Data excerpts:
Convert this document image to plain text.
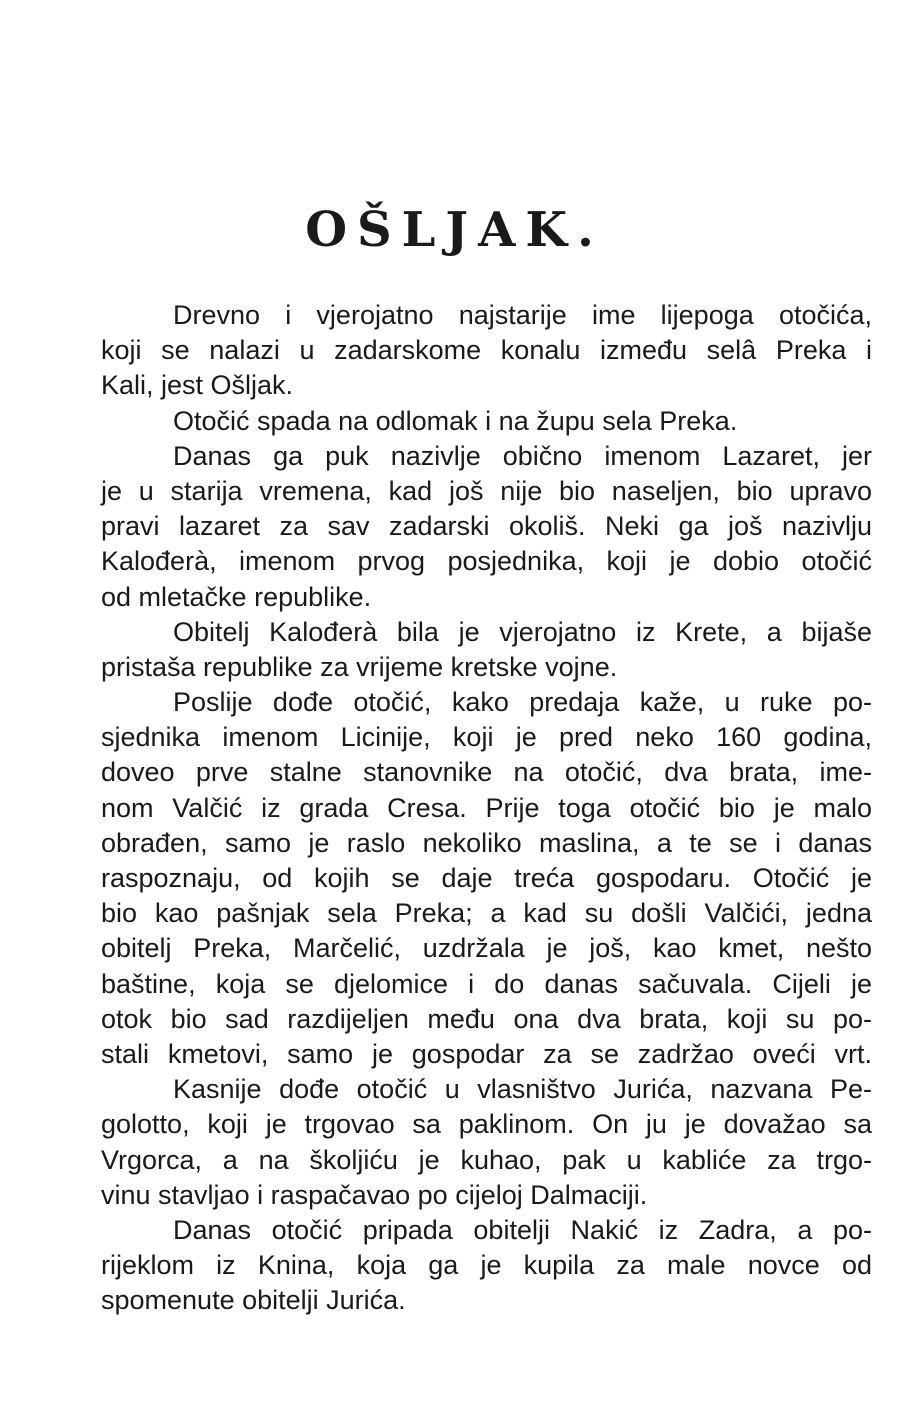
OŠLJAK.
Drevno i vjerojatno najstarije ime lijepoga otočića,
koji se nalazi u zadarskome konalu između selâ Preka i
Kali, jest Ošljak.
Otočić spada na odlomak i na župu sela Preka.
Danas ga puk nazivlje obično imenom Lazaret, jer
je u starija vremena, kad još nije bio naseljen, bio upravo
pravi lazaret za sav zadarski okoliš. Neki ga još nazivlju
Kalođerà, imenom prvog posjednika, koji je dobio otočić
od mletačke republike.
Obitelj Kalođerà bila je vjerojatno iz Krete, a bijaše
pristaša republike za vrijeme kretske vojne.
Poslije dođe otočić, kako predaja kaže, u ruke po-
sjednika imenom Licinije, koji je pred neko 160 godina,
doveo prve stalne stanovnike na otočić, dva brata, ime-
nom Valčić iz grada Cresa. Prije toga otočić bio je malo
obrađen, samo je raslo nekoliko maslina, a te se i danas
raspoznaju, od kojih se daje treća gospodaru. Otočić je
bio kao pašnjak sela Preka; a kad su došli Valčići, jedna
obitelj Preka, Marčelić, uzdržala je još, kao kmet, nešto
baštine, koja se djelomice i do danas sačuvala. Cijeli je
otok bio sad razdijeljen među ona dva brata, koji su po-
stali kmetovi, samo je gospodar za se zadržao oveći vrt.
Kasnije dođe otočić u vlasništvo Jurića, nazvana Pe-
golotto, koji je trgovao sa paklinom. On ju je dovažao sa
Vrgorca, a na školjiću je kuhao, pak u kabliće za trgo-
vinu stavljao i raspačavao po cijeloj Dalmaciji.
Danas otočić pripada obitelji Nakić iz Zadra, a po-
rijeklom iz Knina, koja ga je kupila za male novce od
spomenute obitelji Jurića.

Written task – List every line above that holds the word "Kalođerà".

Result for this task –
Kalođerà, imenom prvog posjednika, koji je dobio otočić
Obitelj Kalođerà bila je vjerojatno iz Krete, a bijaše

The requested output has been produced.